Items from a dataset
******************************

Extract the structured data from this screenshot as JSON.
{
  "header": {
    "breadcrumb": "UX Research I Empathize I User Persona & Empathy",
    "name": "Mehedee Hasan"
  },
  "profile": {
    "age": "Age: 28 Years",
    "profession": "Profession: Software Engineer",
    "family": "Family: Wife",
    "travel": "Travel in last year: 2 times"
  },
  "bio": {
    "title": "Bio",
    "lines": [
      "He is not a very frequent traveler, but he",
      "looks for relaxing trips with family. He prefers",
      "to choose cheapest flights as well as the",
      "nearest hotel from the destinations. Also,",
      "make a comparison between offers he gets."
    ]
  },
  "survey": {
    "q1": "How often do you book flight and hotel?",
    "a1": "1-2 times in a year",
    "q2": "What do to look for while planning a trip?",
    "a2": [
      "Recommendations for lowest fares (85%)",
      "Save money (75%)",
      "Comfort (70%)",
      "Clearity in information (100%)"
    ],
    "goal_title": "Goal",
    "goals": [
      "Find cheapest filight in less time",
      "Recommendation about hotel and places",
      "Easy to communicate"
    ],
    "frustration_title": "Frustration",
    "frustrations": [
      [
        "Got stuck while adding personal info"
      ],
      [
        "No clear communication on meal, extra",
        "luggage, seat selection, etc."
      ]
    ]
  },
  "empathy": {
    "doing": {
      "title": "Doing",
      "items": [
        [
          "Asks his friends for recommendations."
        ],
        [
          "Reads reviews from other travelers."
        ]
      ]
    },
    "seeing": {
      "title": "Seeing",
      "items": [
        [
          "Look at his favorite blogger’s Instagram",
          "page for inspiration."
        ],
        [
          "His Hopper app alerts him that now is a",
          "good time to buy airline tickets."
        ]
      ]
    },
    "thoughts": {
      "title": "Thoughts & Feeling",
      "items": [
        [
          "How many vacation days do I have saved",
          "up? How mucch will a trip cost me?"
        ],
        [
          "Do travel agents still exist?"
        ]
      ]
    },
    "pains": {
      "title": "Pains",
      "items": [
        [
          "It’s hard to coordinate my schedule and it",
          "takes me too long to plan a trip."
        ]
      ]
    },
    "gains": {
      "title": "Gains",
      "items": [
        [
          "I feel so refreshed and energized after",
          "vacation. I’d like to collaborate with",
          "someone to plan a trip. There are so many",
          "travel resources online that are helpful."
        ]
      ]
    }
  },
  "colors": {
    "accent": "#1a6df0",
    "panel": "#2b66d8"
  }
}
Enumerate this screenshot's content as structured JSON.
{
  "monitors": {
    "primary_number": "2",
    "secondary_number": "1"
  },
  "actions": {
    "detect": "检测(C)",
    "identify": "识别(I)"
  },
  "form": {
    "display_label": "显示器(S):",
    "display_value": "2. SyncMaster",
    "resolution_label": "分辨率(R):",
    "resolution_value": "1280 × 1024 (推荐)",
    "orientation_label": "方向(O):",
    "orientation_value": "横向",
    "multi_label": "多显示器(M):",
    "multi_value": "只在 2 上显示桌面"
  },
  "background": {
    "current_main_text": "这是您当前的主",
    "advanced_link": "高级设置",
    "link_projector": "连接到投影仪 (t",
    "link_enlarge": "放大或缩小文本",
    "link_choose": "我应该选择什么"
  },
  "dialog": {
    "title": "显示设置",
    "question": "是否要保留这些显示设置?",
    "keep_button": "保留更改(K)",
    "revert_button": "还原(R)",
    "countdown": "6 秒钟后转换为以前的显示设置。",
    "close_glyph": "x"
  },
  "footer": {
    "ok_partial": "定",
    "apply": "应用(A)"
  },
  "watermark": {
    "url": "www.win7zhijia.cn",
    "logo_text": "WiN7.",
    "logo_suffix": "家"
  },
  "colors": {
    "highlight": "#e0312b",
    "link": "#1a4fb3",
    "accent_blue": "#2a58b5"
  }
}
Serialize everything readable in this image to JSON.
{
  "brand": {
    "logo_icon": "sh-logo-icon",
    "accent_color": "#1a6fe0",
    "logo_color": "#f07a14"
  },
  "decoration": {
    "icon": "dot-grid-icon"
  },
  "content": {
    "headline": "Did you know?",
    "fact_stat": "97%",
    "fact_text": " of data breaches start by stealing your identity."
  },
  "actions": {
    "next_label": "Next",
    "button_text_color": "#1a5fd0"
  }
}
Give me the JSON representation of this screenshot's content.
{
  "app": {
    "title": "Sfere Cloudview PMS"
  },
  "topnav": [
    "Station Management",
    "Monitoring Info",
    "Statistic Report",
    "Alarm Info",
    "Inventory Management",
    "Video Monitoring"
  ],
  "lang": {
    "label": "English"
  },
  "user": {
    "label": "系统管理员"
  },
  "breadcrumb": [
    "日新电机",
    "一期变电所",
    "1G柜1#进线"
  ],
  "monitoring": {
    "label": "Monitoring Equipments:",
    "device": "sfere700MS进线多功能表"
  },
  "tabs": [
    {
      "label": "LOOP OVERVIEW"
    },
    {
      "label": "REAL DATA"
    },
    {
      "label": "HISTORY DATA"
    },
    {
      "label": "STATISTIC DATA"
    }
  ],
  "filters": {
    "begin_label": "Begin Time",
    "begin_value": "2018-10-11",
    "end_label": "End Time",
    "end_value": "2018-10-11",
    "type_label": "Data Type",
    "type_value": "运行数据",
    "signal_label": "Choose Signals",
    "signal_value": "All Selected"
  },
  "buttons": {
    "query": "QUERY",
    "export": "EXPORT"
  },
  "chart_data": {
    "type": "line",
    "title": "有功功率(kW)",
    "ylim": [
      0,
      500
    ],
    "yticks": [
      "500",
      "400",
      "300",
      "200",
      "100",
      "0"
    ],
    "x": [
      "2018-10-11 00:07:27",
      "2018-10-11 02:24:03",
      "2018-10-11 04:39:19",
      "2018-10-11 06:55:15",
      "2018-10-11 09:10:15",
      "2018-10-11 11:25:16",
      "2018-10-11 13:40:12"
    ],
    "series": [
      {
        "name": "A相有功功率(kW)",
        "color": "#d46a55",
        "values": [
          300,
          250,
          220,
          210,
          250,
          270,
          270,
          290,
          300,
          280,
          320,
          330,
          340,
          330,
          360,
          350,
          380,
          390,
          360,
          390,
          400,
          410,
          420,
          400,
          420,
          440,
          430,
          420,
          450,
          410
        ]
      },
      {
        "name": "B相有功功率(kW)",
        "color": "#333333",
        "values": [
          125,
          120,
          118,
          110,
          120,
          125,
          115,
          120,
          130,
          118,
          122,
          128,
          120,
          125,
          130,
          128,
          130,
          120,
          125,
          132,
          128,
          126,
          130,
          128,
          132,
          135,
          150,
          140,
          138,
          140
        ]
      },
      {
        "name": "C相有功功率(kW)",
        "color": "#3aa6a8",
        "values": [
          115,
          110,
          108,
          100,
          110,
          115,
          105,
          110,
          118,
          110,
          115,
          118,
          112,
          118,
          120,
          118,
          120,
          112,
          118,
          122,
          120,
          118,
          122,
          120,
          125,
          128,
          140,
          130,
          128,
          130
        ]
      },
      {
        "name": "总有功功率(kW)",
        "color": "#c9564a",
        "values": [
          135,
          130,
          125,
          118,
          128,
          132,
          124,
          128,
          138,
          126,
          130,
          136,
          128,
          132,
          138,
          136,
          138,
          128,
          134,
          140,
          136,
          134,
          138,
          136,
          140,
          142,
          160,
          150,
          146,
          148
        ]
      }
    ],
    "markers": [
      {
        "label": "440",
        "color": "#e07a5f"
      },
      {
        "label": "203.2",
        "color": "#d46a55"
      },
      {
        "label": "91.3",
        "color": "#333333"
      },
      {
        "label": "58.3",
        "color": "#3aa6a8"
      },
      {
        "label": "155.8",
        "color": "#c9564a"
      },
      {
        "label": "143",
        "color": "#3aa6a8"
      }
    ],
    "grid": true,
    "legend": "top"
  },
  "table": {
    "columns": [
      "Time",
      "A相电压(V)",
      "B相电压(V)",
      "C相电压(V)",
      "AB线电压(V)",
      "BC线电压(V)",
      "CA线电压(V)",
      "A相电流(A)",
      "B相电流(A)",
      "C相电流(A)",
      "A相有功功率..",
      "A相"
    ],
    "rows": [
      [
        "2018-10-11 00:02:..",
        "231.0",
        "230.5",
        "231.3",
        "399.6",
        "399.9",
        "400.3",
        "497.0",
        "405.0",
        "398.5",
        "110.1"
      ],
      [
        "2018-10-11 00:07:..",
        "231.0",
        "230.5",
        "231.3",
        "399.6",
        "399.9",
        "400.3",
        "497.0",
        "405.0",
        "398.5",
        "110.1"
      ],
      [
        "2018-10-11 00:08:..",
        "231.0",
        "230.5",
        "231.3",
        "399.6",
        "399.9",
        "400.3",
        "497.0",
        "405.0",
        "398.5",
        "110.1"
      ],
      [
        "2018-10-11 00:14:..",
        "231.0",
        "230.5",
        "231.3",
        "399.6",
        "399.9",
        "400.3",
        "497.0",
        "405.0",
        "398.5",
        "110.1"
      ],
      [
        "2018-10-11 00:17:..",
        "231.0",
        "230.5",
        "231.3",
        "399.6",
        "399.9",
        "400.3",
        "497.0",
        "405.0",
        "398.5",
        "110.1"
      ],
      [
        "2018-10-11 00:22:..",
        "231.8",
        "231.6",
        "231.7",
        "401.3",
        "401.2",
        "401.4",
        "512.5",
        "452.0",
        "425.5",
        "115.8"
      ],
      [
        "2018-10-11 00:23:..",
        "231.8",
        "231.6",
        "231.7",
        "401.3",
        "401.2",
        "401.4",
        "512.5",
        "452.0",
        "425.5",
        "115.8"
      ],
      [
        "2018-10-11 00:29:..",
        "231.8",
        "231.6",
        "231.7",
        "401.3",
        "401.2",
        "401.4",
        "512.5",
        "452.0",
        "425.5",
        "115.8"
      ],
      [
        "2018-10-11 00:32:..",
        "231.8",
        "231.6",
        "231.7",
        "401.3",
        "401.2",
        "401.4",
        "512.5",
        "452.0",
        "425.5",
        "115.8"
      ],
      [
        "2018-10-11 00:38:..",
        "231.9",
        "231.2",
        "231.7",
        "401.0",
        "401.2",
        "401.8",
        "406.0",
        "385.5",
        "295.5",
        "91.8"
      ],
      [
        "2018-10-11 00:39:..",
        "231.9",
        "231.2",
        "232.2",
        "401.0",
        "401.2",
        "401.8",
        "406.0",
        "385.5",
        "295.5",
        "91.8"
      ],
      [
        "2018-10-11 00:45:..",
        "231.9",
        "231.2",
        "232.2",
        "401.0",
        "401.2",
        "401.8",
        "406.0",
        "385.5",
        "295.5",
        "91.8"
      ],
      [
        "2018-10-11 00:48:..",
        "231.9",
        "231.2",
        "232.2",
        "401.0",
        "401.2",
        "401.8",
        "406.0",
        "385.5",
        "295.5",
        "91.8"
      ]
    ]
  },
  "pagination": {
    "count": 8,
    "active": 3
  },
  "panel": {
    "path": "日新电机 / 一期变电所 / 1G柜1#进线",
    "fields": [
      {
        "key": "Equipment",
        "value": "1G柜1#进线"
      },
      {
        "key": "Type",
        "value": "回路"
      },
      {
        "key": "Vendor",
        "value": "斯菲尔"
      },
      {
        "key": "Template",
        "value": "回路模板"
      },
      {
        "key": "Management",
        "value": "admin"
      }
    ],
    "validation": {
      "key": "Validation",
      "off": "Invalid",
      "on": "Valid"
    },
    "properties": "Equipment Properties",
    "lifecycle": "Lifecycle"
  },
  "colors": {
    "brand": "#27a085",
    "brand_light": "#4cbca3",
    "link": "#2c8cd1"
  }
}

******************************

## WORK TO COMPLETE
Find all lines where the word "structured" appears. Copy them.

## SOLUTION TO THE PROBLEM
Extract the structured data from this screenshot as JSON.
Enumerate this screenshot's content as structured JSON.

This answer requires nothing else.